* start *
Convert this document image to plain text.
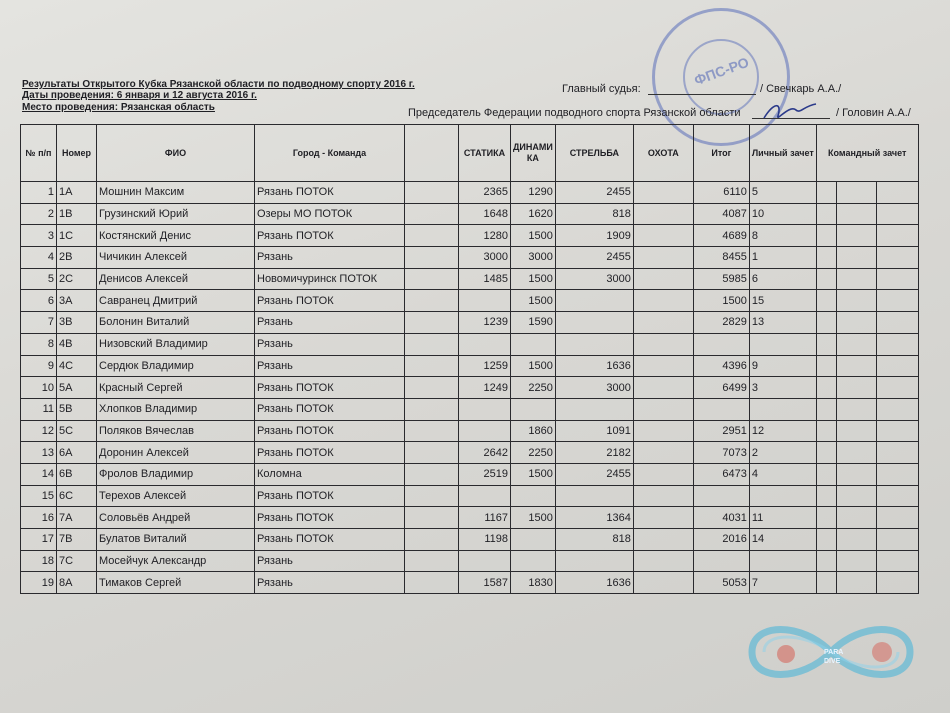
ФПС-РО
Результаты Открытого Кубка Рязанской области по подводному спорту 2016 г.
Даты проведения: 6 января и 12 августа 2016 г.
Место проведения: Рязанская область
Главный судья:	/ Свечкарь А.А./
Председатель Федерации подводного спорта Рязанской области	/ Головин А.А./
№ п/п	Номер	ФИО	Город - Команда		СТАТИКА	ДИНАМИ КА	СТРЕЛЬБА	ОХОТА	Итог	Личный зачет	Командный зачет		
1	1A	Мошнин Максим	Рязань ПОТОК		2365	1290	2455		6110	5			
2	1B	Грузинский Юрий	Озеры МО ПОТОК		1648	1620	818		4087	10			
3	1C	Костянский Денис	Рязань ПОТОК		1280	1500	1909		4689	8			
4	2B	Чичикин Алексей	Рязань		3000	3000	2455		8455	1			
5	2C	Денисов Алексей	Новомичуринск ПОТОК		1485	1500	3000		5985	6			
6	3A	Савранец Дмитрий	Рязань ПОТОК			1500			1500	15			
7	3B	Болонин Виталий	Рязань		1239	1590			2829	13			
8	4B	Низовский Владимир	Рязань										
9	4C	Сердюк Владимир	Рязань		1259	1500	1636		4396	9			
10	5A	Красный Сергей	Рязань ПОТОК		1249	2250	3000		6499	3			
11	5B	Хлопков Владимир	Рязань ПОТОК										
12	5C	Поляков Вячеслав	Рязань ПОТОК			1860	1091		2951	12			
13	6A	Доронин Алексей	Рязань ПОТОК		2642	2250	2182		7073	2			
14	6B	Фролов Владимир	Коломна		2519	1500	2455		6473	4			
15	6C	Терехов Алексей	Рязань ПОТОК										
16	7A	Соловьёв Андрей	Рязань ПОТОК		1167	1500	1364		4031	11			
17	7B	Булатов Виталий	Рязань ПОТОК		1198		818		2016	14			
18	7C	Мосейчук Александр	Рязань										
19	8A	Тимаков Сергей	Рязань		1587	1830	1636		5053	7			
PARA
DIVE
* end *
Problem ▸ Leave out every picture and copy the rest of the records exactly.

Full response ▸
Convert this document image to plain text.
ФПС-РО
Результаты Открытого Кубка Рязанской области по подводному спорту 2016 г.
Даты проведения: 6 января и 12 августа 2016 г.
Место проведения: Рязанская область
Главный судья:	/ Свечкарь А.А./
Председатель Федерации подводного спорта Рязанской области	/ Головин А.А./
№ п/п	Номер	ФИО	Город - Команда		СТАТИКА	ДИНАМИ КА	СТРЕЛЬБА	ОХОТА	Итог	Личный зачет	Командный зачет		
1	1A	Мошнин Максим	Рязань ПОТОК		2365	1290	2455		6110	5			
2	1B	Грузинский Юрий	Озеры МО ПОТОК		1648	1620	818		4087	10			
3	1C	Костянский Денис	Рязань ПОТОК		1280	1500	1909		4689	8			
4	2B	Чичикин Алексей	Рязань		3000	3000	2455		8455	1			
5	2C	Денисов Алексей	Новомичуринск ПОТОК		1485	1500	3000		5985	6			
6	3A	Савранец Дмитрий	Рязань ПОТОК			1500			1500	15			
7	3B	Болонин Виталий	Рязань		1239	1590			2829	13			
8	4B	Низовский Владимир	Рязань										
9	4C	Сердюк Владимир	Рязань		1259	1500	1636		4396	9			
10	5A	Красный Сергей	Рязань ПОТОК		1249	2250	3000		6499	3			
11	5B	Хлопков Владимир	Рязань ПОТОК										
12	5C	Поляков Вячеслав	Рязань ПОТОК			1860	1091		2951	12			
13	6A	Доронин Алексей	Рязань ПОТОК		2642	2250	2182		7073	2			
14	6B	Фролов Владимир	Коломна		2519	1500	2455		6473	4			
15	6C	Терехов Алексей	Рязань ПОТОК										
16	7A	Соловьёв Андрей	Рязань ПОТОК		1167	1500	1364		4031	11			
17	7B	Булатов Виталий	Рязань ПОТОК		1198		818		2016	14			
18	7C	Мосейчук Александр	Рязань										
19	8A	Тимаков Сергей	Рязань		1587	1830	1636		5053	7			
PARA
DIVE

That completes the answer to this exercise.